▶ **Aim of the task**
Write out all of the records precisely. Skip anything that is a picture.

Collected data entries
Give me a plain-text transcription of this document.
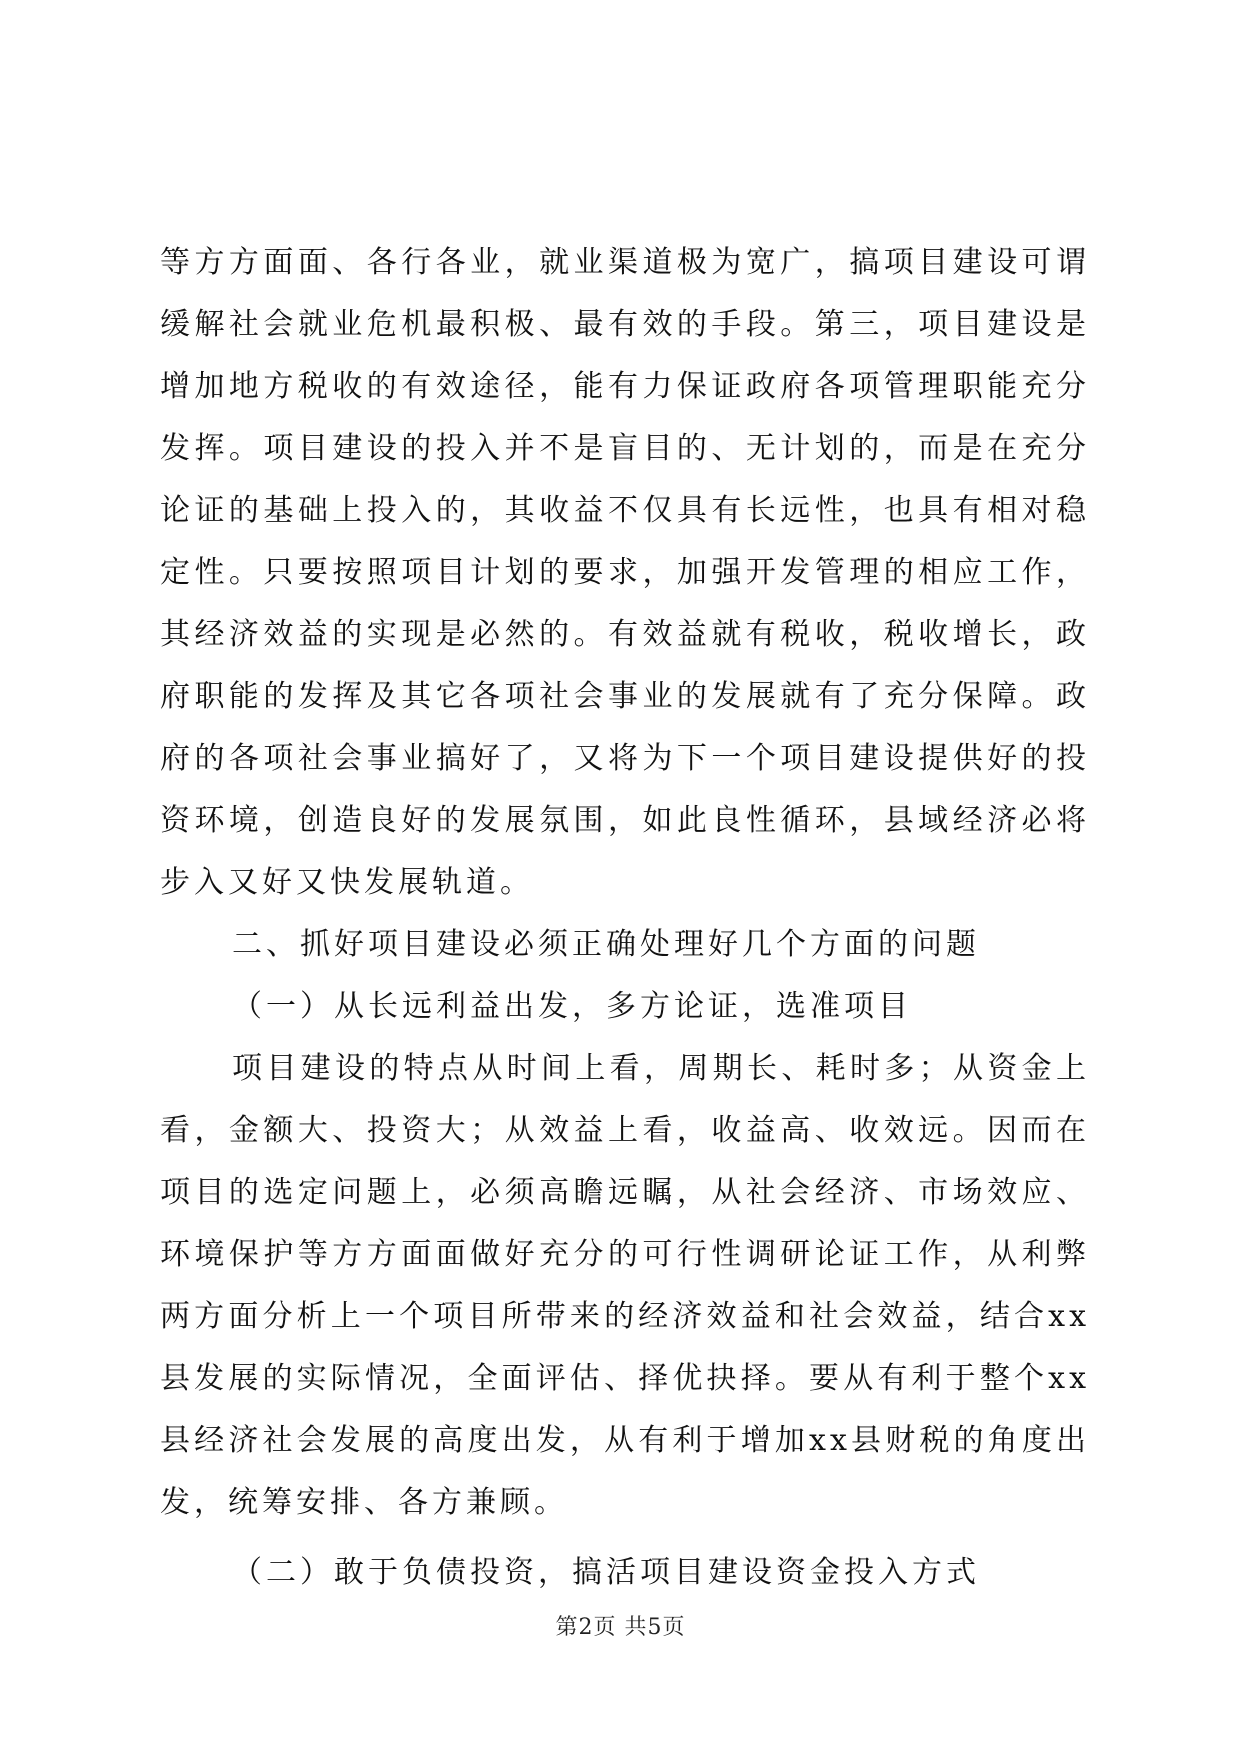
等方方面面、各行各业，就业渠道极为宽广，搞项目建设可谓缓解社会就业危机最积极、最有效的手段。第三，项目建设是增加地方税收的有效途径，能有力保证政府各项管理职能充分发挥。项目建设的投入并不是盲目的、无计划的，而是在充分论证的基础上投入的，其收益不仅具有长远性，也具有相对稳定性。只要按照项目计划的要求，加强开发管理的相应工作，其经济效益的实现是必然的。有效益就有税收，税收增长，政府职能的发挥及其它各项社会事业的发展就有了充分保障。政府的各项社会事业搞好了，又将为下一个项目建设提供好的投资环境，创造良好的发展氛围，如此良性循环，县域经济必将步入又好又快发展轨道。

二、抓好项目建设必须正确处理好几个方面的问题

（一）从长远利益出发，多方论证，选准项目

项目建设的特点从时间上看，周期长、耗时多；从资金上看，金额大、投资大；从效益上看，收益高、收效远。因而在项目的选定问题上，必须高瞻远瞩，从社会经济、市场效应、环境保护等方方面面做好充分的可行性调研论证工作，从利弊两方面分析上一个项目所带来的经济效益和社会效益，结合xx县发展的实际情况，全面评估、择优抉择。要从有利于整个xx县经济社会发展的高度出发，从有利于增加xx县财税的角度出发，统筹安排、各方兼顾。

（二）敢于负债投资，搞活项目建设资金投入方式

第2页 共5页
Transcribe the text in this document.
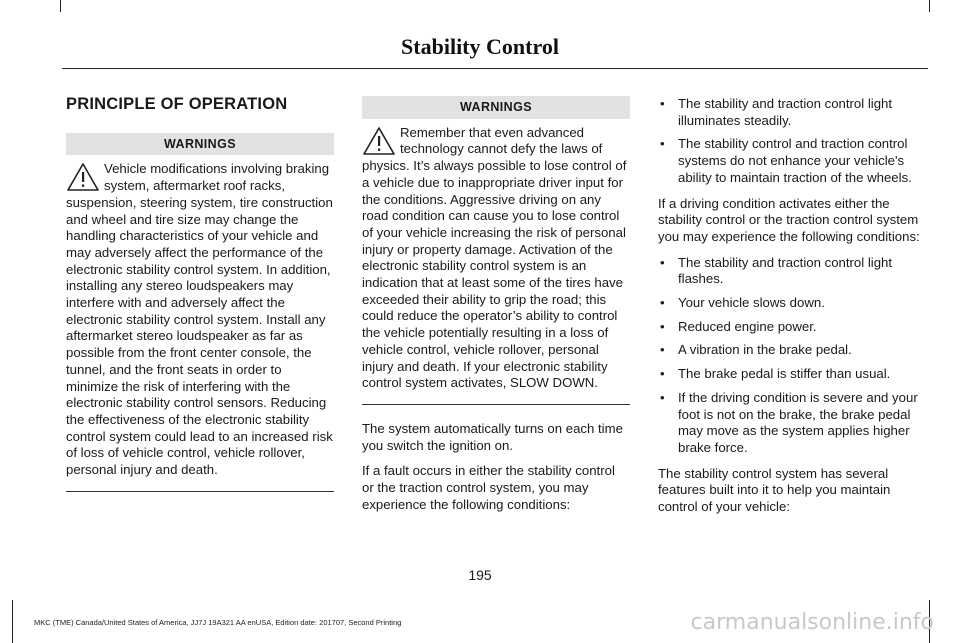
Stability Control
PRINCIPLE OF OPERATION
WARNINGS
Vehicle modifications involving braking system, aftermarket roof racks, suspension, steering system, tire construction and wheel and tire size may change the handling characteristics of your vehicle and may adversely affect the performance of the electronic stability control system. In addition, installing any stereo loudspeakers may interfere with and adversely affect the electronic stability control system. Install any aftermarket stereo loudspeaker as far as possible from the front center console, the tunnel, and the front seats in order to minimize the risk of interfering with the electronic stability control sensors. Reducing the effectiveness of the electronic stability control system could lead to an increased risk of loss of vehicle control, vehicle rollover, personal injury and death.
WARNINGS
Remember that even advanced technology cannot defy the laws of physics. It’s always possible to lose control of a vehicle due to inappropriate driver input for the conditions. Aggressive driving on any road condition can cause you to lose control of your vehicle increasing the risk of personal injury or property damage. Activation of the electronic stability control system is an indication that at least some of the tires have exceeded their ability to grip the road; this could reduce the operator’s ability to control the vehicle potentially resulting in a loss of vehicle control, vehicle rollover, personal injury and death. If your electronic stability control system activates, SLOW DOWN.

The system automatically turns on each time you switch the ignition on.

If a fault occurs in either the stability control or the traction control system, you may experience the following conditions:

• The stability and traction control light illuminates steadily.
• The stability control and traction control systems do not enhance your vehicle's ability to maintain traction of the wheels.

If a driving condition activates either the stability control or the traction control system you may experience the following conditions:

• The stability and traction control light flashes.
• Your vehicle slows down.
• Reduced engine power.
• A vibration in the brake pedal.
• The brake pedal is stiffer than usual.
• If the driving condition is severe and your foot is not on the brake, the brake pedal may move as the system applies higher brake force.

The stability control system has several features built into it to help you maintain control of your vehicle:

195
MKC (TME) Canada/United States of America, JJ7J 19A321 AA enUSA, Edition date: 201707, Second Printing	carmanualsonline.info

▶ **Solved exercise**
Give me a plain-text transcription of this document.
等方方面面、各行各业，就业渠道极为宽广，搞项目建设可谓缓解社会就业危机最积极、最有效的手段。第三，项目建设是增加地方税收的有效途径，能有力保证政府各项管理职能充分发挥。项目建设的投入并不是盲目的、无计划的，而是在充分论证的基础上投入的，其收益不仅具有长远性，也具有相对稳定性。只要按照项目计划的要求，加强开发管理的相应工作，其经济效益的实现是必然的。有效益就有税收，税收增长，政府职能的发挥及其它各项社会事业的发展就有了充分保障。政府的各项社会事业搞好了，又将为下一个项目建设提供好的投资环境，创造良好的发展氛围，如此良性循环，县域经济必将步入又好又快发展轨道。

二、抓好项目建设必须正确处理好几个方面的问题

（一）从长远利益出发，多方论证，选准项目

项目建设的特点从时间上看，周期长、耗时多；从资金上看，金额大、投资大；从效益上看，收益高、收效远。因而在项目的选定问题上，必须高瞻远瞩，从社会经济、市场效应、环境保护等方方面面做好充分的可行性调研论证工作，从利弊两方面分析上一个项目所带来的经济效益和社会效益，结合xx县发展的实际情况，全面评估、择优抉择。要从有利于整个xx县经济社会发展的高度出发，从有利于增加xx县财税的角度出发，统筹安排、各方兼顾。

（二）敢于负债投资，搞活项目建设资金投入方式

第2页 共5页
Transcribe the text in this document.
Stability Control
PRINCIPLE OF OPERATION
WARNINGS
Vehicle modifications involving braking system, aftermarket roof racks, suspension, steering system, tire construction and wheel and tire size may change the handling characteristics of your vehicle and may adversely affect the performance of the electronic stability control system. In addition, installing any stereo loudspeakers may interfere with and adversely affect the electronic stability control system. Install any aftermarket stereo loudspeaker as far as possible from the front center console, the tunnel, and the front seats in order to minimize the risk of interfering with the electronic stability control sensors. Reducing the effectiveness of the electronic stability control system could lead to an increased risk of loss of vehicle control, vehicle rollover, personal injury and death.
WARNINGS
Remember that even advanced technology cannot defy the laws of physics. It’s always possible to lose control of a vehicle due to inappropriate driver input for the conditions. Aggressive driving on any road condition can cause you to lose control of your vehicle increasing the risk of personal injury or property damage. Activation of the electronic stability control system is an indication that at least some of the tires have exceeded their ability to grip the road; this could reduce the operator’s ability to control the vehicle potentially resulting in a loss of vehicle control, vehicle rollover, personal injury and death. If your electronic stability control system activates, SLOW DOWN.

The system automatically turns on each time you switch the ignition on.

If a fault occurs in either the stability control or the traction control system, you may experience the following conditions:

• The stability and traction control light illuminates steadily.
• The stability control and traction control systems do not enhance your vehicle's ability to maintain traction of the wheels.

If a driving condition activates either the stability control or the traction control system you may experience the following conditions:

• The stability and traction control light flashes.
• Your vehicle slows down.
• Reduced engine power.
• A vibration in the brake pedal.
• The brake pedal is stiffer than usual.
• If the driving condition is severe and your foot is not on the brake, the brake pedal may move as the system applies higher brake force.

The stability control system has several features built into it to help you maintain control of your vehicle:

195
MKC (TME) Canada/United States of America, JJ7J 19A321 AA enUSA, Edition date: 201707, Second Printing	carmanualsonline.info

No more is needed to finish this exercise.